— Start of Input records —

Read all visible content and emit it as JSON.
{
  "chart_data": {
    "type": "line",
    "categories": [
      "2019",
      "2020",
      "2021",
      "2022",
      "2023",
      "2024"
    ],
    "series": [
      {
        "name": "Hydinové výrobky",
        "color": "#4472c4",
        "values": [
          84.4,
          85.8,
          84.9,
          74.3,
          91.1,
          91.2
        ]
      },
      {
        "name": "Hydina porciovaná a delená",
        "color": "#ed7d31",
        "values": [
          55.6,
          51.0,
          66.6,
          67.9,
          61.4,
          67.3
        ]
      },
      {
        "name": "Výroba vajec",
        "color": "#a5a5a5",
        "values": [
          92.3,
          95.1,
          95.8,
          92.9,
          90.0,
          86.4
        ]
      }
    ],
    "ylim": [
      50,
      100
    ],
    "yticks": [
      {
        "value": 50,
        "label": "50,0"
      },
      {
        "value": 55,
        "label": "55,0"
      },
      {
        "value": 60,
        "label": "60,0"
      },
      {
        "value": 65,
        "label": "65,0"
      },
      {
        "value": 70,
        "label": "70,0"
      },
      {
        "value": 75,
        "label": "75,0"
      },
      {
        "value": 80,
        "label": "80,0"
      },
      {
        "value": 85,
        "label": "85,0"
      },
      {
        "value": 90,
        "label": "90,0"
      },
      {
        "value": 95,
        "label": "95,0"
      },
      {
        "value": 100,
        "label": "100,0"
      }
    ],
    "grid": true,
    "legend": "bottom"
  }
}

— End of Input records —
— Start of Input records —

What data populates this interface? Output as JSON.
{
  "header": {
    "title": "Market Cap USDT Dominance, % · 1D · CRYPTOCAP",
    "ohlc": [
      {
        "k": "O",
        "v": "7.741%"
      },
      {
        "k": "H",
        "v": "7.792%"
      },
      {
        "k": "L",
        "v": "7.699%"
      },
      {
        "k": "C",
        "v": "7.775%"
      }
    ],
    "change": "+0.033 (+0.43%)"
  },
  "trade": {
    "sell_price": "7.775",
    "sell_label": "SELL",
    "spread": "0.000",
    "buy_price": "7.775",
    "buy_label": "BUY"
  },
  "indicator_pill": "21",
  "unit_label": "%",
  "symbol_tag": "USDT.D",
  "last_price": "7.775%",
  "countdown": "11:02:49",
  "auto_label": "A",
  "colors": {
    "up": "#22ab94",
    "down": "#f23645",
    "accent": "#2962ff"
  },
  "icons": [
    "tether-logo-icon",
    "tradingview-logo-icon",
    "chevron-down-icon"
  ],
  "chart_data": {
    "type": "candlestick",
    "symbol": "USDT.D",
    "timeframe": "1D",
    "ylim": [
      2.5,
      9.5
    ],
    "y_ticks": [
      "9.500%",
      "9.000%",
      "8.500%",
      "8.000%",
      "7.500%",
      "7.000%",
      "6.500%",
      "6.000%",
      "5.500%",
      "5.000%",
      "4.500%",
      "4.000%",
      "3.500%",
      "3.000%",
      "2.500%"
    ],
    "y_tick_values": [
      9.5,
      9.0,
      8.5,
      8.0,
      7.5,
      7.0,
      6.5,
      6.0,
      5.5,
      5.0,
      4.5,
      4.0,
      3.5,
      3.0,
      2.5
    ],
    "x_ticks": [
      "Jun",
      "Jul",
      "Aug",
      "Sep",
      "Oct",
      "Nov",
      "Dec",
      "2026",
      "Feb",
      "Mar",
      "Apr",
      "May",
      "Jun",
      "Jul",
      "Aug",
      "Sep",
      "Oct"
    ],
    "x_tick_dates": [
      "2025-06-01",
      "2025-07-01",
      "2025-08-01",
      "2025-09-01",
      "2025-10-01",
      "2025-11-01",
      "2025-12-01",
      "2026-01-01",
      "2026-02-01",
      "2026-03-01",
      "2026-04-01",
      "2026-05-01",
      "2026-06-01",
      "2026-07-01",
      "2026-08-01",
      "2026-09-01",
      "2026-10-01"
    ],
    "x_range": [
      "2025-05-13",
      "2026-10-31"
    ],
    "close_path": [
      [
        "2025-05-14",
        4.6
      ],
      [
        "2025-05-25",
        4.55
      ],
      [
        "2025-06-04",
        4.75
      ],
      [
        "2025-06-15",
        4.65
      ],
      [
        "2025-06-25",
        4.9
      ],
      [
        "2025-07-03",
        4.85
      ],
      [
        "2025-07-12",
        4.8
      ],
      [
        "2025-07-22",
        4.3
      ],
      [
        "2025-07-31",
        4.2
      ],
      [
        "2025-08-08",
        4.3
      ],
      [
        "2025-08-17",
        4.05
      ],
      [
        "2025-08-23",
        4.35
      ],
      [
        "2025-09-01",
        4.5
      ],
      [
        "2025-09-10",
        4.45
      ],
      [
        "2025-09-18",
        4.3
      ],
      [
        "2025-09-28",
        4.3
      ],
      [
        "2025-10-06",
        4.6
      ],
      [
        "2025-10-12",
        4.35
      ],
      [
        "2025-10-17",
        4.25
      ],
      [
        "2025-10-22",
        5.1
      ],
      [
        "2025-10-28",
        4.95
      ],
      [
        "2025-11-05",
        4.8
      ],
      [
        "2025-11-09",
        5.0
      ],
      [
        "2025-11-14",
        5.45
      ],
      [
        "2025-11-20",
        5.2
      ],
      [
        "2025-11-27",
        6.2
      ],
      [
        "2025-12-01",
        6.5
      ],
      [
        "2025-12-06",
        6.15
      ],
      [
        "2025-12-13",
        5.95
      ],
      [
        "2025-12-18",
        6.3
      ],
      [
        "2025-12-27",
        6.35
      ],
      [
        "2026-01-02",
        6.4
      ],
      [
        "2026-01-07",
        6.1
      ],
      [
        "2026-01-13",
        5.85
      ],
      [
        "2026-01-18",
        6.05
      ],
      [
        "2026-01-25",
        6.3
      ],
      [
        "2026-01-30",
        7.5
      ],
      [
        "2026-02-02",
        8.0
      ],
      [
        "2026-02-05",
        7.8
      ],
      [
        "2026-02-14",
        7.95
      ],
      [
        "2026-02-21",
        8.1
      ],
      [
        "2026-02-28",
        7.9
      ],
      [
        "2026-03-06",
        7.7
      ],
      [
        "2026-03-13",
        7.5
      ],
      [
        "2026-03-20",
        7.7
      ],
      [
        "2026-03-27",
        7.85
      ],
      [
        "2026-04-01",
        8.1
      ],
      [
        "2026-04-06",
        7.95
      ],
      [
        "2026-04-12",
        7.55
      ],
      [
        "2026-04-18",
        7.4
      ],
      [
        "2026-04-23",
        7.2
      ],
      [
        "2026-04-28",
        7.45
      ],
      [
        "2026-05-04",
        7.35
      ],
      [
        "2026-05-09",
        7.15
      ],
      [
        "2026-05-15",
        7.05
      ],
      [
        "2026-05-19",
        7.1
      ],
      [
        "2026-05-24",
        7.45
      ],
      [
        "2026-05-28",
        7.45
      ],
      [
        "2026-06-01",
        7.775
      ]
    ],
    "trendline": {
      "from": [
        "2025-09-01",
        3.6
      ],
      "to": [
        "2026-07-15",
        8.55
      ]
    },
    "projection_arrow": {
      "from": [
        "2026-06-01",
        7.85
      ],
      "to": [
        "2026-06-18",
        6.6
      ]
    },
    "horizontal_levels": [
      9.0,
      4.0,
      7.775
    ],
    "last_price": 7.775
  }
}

— End of Input records —

**Your task:** Go through the listing above and pull out each line containing the word "logo".

**Output for this task:**
    "tether-logo-icon",
    "tradingview-logo-icon",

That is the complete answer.